BEGIN Entries
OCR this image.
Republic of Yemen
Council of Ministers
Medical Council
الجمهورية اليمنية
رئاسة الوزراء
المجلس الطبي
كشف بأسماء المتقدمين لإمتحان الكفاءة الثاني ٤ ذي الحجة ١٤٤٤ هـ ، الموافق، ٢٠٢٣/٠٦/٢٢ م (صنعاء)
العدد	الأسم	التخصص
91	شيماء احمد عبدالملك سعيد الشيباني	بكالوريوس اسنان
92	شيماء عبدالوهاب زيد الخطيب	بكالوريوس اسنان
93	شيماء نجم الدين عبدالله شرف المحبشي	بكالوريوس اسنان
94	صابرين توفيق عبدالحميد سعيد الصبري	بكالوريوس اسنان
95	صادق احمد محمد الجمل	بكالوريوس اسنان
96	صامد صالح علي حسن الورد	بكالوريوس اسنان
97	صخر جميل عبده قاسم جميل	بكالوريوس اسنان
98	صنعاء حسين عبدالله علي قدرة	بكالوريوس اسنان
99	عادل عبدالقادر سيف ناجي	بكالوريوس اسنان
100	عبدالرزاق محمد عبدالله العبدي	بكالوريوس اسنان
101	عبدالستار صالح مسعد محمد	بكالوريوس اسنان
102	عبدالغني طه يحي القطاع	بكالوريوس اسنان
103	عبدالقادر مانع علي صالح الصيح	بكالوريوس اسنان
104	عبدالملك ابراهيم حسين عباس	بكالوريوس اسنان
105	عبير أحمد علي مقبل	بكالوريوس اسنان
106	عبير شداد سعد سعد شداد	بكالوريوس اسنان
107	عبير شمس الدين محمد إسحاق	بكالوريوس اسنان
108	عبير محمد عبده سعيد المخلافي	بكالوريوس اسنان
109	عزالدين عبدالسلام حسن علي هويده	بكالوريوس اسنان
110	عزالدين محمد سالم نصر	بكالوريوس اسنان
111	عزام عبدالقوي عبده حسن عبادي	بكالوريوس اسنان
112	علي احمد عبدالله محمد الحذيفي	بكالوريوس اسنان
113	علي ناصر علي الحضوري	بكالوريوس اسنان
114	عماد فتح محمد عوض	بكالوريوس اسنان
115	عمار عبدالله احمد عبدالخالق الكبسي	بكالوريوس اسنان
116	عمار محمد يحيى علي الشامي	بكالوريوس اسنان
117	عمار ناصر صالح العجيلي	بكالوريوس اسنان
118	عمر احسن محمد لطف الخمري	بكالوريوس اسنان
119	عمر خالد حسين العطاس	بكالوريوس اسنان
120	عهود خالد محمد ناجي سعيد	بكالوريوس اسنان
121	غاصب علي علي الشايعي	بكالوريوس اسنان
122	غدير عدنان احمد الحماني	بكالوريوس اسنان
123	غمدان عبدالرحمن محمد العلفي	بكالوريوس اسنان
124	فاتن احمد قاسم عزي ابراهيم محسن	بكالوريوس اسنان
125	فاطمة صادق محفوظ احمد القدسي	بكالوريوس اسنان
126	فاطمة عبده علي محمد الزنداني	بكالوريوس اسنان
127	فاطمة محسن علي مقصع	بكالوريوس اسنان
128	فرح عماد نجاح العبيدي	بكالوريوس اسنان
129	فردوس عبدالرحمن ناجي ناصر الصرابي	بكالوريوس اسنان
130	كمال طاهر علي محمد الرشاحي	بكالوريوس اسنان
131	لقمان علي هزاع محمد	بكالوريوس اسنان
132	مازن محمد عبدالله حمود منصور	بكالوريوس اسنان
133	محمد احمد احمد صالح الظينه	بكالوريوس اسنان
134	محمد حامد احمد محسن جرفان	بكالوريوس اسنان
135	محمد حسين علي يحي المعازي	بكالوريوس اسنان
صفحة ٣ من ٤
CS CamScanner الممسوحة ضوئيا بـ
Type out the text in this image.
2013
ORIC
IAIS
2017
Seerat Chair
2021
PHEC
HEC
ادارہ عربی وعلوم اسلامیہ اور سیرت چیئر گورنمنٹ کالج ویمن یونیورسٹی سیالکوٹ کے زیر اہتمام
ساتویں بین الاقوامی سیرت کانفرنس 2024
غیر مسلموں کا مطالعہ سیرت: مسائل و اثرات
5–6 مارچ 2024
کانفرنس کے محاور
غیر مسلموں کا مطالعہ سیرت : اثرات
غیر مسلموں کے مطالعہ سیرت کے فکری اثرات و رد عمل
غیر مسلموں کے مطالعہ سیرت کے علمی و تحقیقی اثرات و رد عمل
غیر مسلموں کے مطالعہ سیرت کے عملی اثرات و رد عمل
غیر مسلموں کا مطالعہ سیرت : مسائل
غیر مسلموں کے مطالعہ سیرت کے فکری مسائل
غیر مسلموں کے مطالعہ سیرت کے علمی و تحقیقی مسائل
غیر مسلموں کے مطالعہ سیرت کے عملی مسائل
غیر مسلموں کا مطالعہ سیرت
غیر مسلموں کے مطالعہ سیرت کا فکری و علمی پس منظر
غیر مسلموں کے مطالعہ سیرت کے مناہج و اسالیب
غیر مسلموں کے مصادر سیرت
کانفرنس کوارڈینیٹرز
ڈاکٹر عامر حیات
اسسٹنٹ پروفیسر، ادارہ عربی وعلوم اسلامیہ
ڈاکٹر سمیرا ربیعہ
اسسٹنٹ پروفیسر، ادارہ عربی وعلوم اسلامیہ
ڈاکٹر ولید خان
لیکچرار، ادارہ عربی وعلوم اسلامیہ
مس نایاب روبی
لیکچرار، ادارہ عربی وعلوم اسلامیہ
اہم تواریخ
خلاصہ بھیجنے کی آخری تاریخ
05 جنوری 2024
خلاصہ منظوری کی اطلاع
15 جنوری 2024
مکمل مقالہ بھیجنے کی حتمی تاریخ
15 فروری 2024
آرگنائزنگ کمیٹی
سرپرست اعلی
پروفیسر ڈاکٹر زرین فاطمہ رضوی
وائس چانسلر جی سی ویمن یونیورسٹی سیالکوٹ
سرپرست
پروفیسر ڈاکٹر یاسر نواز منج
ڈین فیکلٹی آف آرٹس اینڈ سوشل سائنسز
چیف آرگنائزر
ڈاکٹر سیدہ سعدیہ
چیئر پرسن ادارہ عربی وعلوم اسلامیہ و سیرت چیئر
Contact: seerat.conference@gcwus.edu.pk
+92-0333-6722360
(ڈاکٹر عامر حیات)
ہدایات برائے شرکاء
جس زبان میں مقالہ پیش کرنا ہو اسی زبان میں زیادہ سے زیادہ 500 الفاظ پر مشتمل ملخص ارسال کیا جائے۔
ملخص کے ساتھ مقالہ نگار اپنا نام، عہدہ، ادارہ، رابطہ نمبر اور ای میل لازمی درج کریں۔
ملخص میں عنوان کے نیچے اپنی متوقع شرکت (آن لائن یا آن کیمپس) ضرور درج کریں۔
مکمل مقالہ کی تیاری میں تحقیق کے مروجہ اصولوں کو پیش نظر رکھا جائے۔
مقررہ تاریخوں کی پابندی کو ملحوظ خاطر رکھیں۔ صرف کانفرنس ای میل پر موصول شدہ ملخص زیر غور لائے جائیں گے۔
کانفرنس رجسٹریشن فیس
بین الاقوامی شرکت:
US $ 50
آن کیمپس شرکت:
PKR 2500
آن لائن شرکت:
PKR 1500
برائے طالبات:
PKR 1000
END Entries
Copy out all of the records above with nothing altered.

Response to the task:
OCR this image.
Republic of Yemen
Council of Ministers
Medical Council
الجمهورية اليمنية
رئاسة الوزراء
المجلس الطبي
كشف بأسماء المتقدمين لإمتحان الكفاءة الثاني ٤ ذي الحجة ١٤٤٤ هـ ، الموافق، ٢٠٢٣/٠٦/٢٢ م (صنعاء)
العدد	الأسم	التخصص
91	شيماء احمد عبدالملك سعيد الشيباني	بكالوريوس اسنان
92	شيماء عبدالوهاب زيد الخطيب	بكالوريوس اسنان
93	شيماء نجم الدين عبدالله شرف المحبشي	بكالوريوس اسنان
94	صابرين توفيق عبدالحميد سعيد الصبري	بكالوريوس اسنان
95	صادق احمد محمد الجمل	بكالوريوس اسنان
96	صامد صالح علي حسن الورد	بكالوريوس اسنان
97	صخر جميل عبده قاسم جميل	بكالوريوس اسنان
98	صنعاء حسين عبدالله علي قدرة	بكالوريوس اسنان
99	عادل عبدالقادر سيف ناجي	بكالوريوس اسنان
100	عبدالرزاق محمد عبدالله العبدي	بكالوريوس اسنان
101	عبدالستار صالح مسعد محمد	بكالوريوس اسنان
102	عبدالغني طه يحي القطاع	بكالوريوس اسنان
103	عبدالقادر مانع علي صالح الصيح	بكالوريوس اسنان
104	عبدالملك ابراهيم حسين عباس	بكالوريوس اسنان
105	عبير أحمد علي مقبل	بكالوريوس اسنان
106	عبير شداد سعد سعد شداد	بكالوريوس اسنان
107	عبير شمس الدين محمد إسحاق	بكالوريوس اسنان
108	عبير محمد عبده سعيد المخلافي	بكالوريوس اسنان
109	عزالدين عبدالسلام حسن علي هويده	بكالوريوس اسنان
110	عزالدين محمد سالم نصر	بكالوريوس اسنان
111	عزام عبدالقوي عبده حسن عبادي	بكالوريوس اسنان
112	علي احمد عبدالله محمد الحذيفي	بكالوريوس اسنان
113	علي ناصر علي الحضوري	بكالوريوس اسنان
114	عماد فتح محمد عوض	بكالوريوس اسنان
115	عمار عبدالله احمد عبدالخالق الكبسي	بكالوريوس اسنان
116	عمار محمد يحيى علي الشامي	بكالوريوس اسنان
117	عمار ناصر صالح العجيلي	بكالوريوس اسنان
118	عمر احسن محمد لطف الخمري	بكالوريوس اسنان
119	عمر خالد حسين العطاس	بكالوريوس اسنان
120	عهود خالد محمد ناجي سعيد	بكالوريوس اسنان
121	غاصب علي علي الشايعي	بكالوريوس اسنان
122	غدير عدنان احمد الحماني	بكالوريوس اسنان
123	غمدان عبدالرحمن محمد العلفي	بكالوريوس اسنان
124	فاتن احمد قاسم عزي ابراهيم محسن	بكالوريوس اسنان
125	فاطمة صادق محفوظ احمد القدسي	بكالوريوس اسنان
126	فاطمة عبده علي محمد الزنداني	بكالوريوس اسنان
127	فاطمة محسن علي مقصع	بكالوريوس اسنان
128	فرح عماد نجاح العبيدي	بكالوريوس اسنان
129	فردوس عبدالرحمن ناجي ناصر الصرابي	بكالوريوس اسنان
130	كمال طاهر علي محمد الرشاحي	بكالوريوس اسنان
131	لقمان علي هزاع محمد	بكالوريوس اسنان
132	مازن محمد عبدالله حمود منصور	بكالوريوس اسنان
133	محمد احمد احمد صالح الظينه	بكالوريوس اسنان
134	محمد حامد احمد محسن جرفان	بكالوريوس اسنان
135	محمد حسين علي يحي المعازي	بكالوريوس اسنان
صفحة ٣ من ٤
CS CamScanner الممسوحة ضوئيا بـ
Type out the text in this image.
2013
ORIC
IAIS
2017
Seerat Chair
2021
PHEC
HEC
ادارہ عربی وعلوم اسلامیہ اور سیرت چیئر گورنمنٹ کالج ویمن یونیورسٹی سیالکوٹ کے زیر اہتمام
ساتویں بین الاقوامی سیرت کانفرنس 2024
غیر مسلموں کا مطالعہ سیرت: مسائل و اثرات
5–6 مارچ 2024
کانفرنس کے محاور
غیر مسلموں کا مطالعہ سیرت : اثرات
غیر مسلموں کے مطالعہ سیرت کے فکری اثرات و رد عمل
غیر مسلموں کے مطالعہ سیرت کے علمی و تحقیقی اثرات و رد عمل
غیر مسلموں کے مطالعہ سیرت کے عملی اثرات و رد عمل
غیر مسلموں کا مطالعہ سیرت : مسائل
غیر مسلموں کے مطالعہ سیرت کے فکری مسائل
غیر مسلموں کے مطالعہ سیرت کے علمی و تحقیقی مسائل
غیر مسلموں کے مطالعہ سیرت کے عملی مسائل
غیر مسلموں کا مطالعہ سیرت
غیر مسلموں کے مطالعہ سیرت کا فکری و علمی پس منظر
غیر مسلموں کے مطالعہ سیرت کے مناہج و اسالیب
غیر مسلموں کے مصادر سیرت
کانفرنس کوارڈینیٹرز
ڈاکٹر عامر حیات
اسسٹنٹ پروفیسر، ادارہ عربی وعلوم اسلامیہ
ڈاکٹر سمیرا ربیعہ
اسسٹنٹ پروفیسر، ادارہ عربی وعلوم اسلامیہ
ڈاکٹر ولید خان
لیکچرار، ادارہ عربی وعلوم اسلامیہ
مس نایاب روبی
لیکچرار، ادارہ عربی وعلوم اسلامیہ
اہم تواریخ
خلاصہ بھیجنے کی آخری تاریخ
05 جنوری 2024
خلاصہ منظوری کی اطلاع
15 جنوری 2024
مکمل مقالہ بھیجنے کی حتمی تاریخ
15 فروری 2024
آرگنائزنگ کمیٹی
سرپرست اعلی
پروفیسر ڈاکٹر زرین فاطمہ رضوی
وائس چانسلر جی سی ویمن یونیورسٹی سیالکوٹ
سرپرست
پروفیسر ڈاکٹر یاسر نواز منج
ڈین فیکلٹی آف آرٹس اینڈ سوشل سائنسز
چیف آرگنائزر
ڈاکٹر سیدہ سعدیہ
چیئر پرسن ادارہ عربی وعلوم اسلامیہ و سیرت چیئر
Contact: seerat.conference@gcwus.edu.pk
+92-0333-6722360
(ڈاکٹر عامر حیات)
ہدایات برائے شرکاء
جس زبان میں مقالہ پیش کرنا ہو اسی زبان میں زیادہ سے زیادہ 500 الفاظ پر مشتمل ملخص ارسال کیا جائے۔
ملخص کے ساتھ مقالہ نگار اپنا نام، عہدہ، ادارہ، رابطہ نمبر اور ای میل لازمی درج کریں۔
ملخص میں عنوان کے نیچے اپنی متوقع شرکت (آن لائن یا آن کیمپس) ضرور درج کریں۔
مکمل مقالہ کی تیاری میں تحقیق کے مروجہ اصولوں کو پیش نظر رکھا جائے۔
مقررہ تاریخوں کی پابندی کو ملحوظ خاطر رکھیں۔ صرف کانفرنس ای میل پر موصول شدہ ملخص زیر غور لائے جائیں گے۔
کانفرنس رجسٹریشن فیس
بین الاقوامی شرکت:
US $ 50
آن کیمپس شرکت:
PKR 2500
آن لائن شرکت:
PKR 1500
برائے طالبات:
PKR 1000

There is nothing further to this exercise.